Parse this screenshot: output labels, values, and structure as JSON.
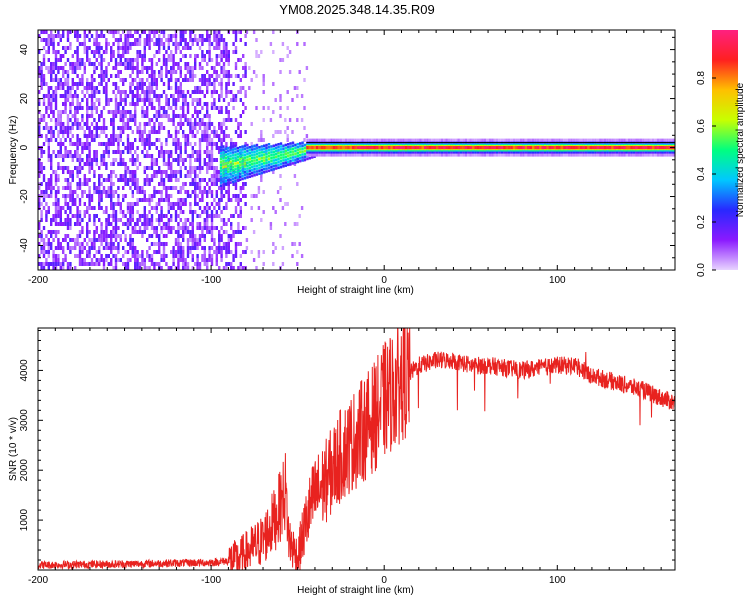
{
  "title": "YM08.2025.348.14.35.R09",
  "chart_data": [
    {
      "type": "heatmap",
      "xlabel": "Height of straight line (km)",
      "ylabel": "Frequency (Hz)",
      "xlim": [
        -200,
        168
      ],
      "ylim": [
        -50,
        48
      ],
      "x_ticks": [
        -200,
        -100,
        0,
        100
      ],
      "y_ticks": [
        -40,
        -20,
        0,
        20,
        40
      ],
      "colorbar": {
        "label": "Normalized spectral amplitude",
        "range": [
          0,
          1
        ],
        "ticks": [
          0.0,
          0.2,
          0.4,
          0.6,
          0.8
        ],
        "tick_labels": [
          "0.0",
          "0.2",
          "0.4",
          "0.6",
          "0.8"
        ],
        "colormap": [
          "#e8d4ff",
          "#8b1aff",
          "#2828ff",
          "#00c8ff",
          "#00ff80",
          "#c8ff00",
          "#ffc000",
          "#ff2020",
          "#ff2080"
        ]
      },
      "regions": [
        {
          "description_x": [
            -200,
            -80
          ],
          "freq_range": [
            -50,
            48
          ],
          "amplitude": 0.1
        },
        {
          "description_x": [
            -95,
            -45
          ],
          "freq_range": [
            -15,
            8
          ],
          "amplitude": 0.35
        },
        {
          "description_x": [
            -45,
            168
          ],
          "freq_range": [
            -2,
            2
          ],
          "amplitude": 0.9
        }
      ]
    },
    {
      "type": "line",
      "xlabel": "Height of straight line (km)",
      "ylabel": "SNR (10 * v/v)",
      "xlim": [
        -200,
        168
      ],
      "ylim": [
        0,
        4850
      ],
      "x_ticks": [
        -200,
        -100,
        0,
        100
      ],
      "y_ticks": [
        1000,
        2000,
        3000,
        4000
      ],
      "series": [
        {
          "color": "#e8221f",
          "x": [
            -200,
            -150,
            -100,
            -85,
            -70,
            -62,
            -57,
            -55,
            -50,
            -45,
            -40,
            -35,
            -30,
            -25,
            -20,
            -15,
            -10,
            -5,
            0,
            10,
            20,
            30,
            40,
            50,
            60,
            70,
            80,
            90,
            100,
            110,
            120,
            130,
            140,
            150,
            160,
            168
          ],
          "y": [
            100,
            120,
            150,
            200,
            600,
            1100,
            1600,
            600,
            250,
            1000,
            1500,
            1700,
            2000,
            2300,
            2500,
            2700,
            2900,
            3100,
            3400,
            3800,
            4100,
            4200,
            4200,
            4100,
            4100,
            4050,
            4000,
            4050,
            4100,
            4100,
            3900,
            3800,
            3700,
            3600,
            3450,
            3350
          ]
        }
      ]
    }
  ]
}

········

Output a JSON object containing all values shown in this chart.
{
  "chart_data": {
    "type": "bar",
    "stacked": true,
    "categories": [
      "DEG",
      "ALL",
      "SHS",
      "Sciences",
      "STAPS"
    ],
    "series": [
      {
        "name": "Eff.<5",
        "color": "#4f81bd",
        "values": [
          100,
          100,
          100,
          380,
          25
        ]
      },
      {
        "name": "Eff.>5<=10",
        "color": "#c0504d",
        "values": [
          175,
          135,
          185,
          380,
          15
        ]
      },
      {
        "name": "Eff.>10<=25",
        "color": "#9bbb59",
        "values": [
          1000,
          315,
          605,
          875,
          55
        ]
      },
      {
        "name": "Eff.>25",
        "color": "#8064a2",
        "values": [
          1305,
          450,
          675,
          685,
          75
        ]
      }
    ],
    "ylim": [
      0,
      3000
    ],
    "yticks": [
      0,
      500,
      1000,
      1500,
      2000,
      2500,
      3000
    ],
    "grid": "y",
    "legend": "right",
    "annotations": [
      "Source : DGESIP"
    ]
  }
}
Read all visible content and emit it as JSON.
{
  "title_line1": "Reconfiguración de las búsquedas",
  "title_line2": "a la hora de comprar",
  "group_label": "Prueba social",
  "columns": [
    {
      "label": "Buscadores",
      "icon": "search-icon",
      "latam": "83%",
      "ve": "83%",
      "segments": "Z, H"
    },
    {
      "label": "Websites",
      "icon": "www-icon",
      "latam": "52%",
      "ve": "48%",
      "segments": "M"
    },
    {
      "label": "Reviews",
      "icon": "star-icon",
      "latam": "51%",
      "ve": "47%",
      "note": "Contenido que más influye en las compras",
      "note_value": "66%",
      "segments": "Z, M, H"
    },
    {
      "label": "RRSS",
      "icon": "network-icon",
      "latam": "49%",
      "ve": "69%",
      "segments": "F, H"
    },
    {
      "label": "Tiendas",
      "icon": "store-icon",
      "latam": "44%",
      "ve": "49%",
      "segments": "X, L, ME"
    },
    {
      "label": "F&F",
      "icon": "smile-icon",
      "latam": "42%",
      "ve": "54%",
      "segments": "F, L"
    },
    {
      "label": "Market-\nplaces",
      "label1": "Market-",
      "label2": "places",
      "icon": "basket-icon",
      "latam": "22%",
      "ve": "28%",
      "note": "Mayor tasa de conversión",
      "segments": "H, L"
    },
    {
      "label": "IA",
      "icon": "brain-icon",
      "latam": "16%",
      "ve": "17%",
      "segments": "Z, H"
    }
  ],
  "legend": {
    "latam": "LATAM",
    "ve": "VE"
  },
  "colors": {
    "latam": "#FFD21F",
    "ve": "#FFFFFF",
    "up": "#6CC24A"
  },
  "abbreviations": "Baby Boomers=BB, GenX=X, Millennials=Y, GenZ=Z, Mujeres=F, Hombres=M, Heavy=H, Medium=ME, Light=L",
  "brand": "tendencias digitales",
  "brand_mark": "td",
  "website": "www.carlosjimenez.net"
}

········

What the task asks: List every line above containing the word "ylabel".

Result for this exercise:
      "ylabel": "Frequency (Hz)",
      "ylabel": "SNR (10 * v/v)",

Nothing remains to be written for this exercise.